◆ WHAT THE TASK ASKS: Write the count of lines that contain the word "sawa" and nothing else.

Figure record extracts
* begin *

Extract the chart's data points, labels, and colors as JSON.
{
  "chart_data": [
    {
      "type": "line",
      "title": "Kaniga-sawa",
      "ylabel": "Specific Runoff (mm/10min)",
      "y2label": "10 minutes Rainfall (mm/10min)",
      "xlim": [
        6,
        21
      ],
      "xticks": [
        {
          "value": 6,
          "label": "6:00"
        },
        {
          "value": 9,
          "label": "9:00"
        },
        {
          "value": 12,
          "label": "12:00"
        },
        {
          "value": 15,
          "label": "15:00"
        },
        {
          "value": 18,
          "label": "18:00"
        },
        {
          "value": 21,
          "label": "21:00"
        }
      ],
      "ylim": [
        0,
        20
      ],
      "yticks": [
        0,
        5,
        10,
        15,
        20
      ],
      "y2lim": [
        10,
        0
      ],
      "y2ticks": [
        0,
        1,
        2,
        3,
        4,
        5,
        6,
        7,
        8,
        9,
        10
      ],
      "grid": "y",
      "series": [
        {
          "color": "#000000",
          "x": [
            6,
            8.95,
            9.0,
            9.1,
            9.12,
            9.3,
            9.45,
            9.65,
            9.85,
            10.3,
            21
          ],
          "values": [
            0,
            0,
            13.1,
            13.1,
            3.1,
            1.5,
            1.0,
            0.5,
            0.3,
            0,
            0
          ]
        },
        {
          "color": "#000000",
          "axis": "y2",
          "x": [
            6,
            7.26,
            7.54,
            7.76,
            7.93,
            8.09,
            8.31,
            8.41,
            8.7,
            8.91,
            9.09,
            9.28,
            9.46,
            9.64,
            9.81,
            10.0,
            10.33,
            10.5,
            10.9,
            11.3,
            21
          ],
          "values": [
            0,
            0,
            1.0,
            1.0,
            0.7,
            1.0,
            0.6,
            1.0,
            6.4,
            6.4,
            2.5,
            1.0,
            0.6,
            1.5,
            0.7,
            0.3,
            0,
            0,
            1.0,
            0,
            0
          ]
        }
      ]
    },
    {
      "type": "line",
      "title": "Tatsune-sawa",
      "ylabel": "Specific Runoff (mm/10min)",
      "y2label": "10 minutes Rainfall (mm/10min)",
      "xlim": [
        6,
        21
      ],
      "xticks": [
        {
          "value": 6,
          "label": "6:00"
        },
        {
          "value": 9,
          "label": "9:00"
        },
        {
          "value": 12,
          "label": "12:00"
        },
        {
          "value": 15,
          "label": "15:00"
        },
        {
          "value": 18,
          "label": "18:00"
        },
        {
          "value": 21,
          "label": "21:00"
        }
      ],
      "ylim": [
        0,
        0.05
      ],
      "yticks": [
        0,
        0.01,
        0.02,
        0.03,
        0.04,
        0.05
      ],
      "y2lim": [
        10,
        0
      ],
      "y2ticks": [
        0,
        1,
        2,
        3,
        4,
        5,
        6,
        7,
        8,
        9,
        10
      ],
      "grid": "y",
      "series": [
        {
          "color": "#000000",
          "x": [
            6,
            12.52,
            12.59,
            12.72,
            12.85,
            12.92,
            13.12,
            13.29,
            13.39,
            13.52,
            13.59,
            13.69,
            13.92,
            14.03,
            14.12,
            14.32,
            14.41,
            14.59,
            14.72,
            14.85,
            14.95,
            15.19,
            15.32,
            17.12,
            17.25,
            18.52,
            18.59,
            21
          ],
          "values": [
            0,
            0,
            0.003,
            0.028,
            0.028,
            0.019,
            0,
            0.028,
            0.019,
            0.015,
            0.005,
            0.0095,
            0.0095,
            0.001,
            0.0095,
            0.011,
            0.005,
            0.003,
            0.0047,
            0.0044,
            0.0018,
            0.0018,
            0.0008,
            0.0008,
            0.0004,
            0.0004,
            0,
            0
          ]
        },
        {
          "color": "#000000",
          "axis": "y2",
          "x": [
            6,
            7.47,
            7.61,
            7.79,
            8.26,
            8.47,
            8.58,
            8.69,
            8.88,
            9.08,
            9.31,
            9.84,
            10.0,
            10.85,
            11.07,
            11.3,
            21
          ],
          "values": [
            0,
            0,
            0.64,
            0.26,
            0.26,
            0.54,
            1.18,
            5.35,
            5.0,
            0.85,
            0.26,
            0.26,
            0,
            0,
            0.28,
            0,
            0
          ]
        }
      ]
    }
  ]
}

* end *

◆ TASK RESULT: 2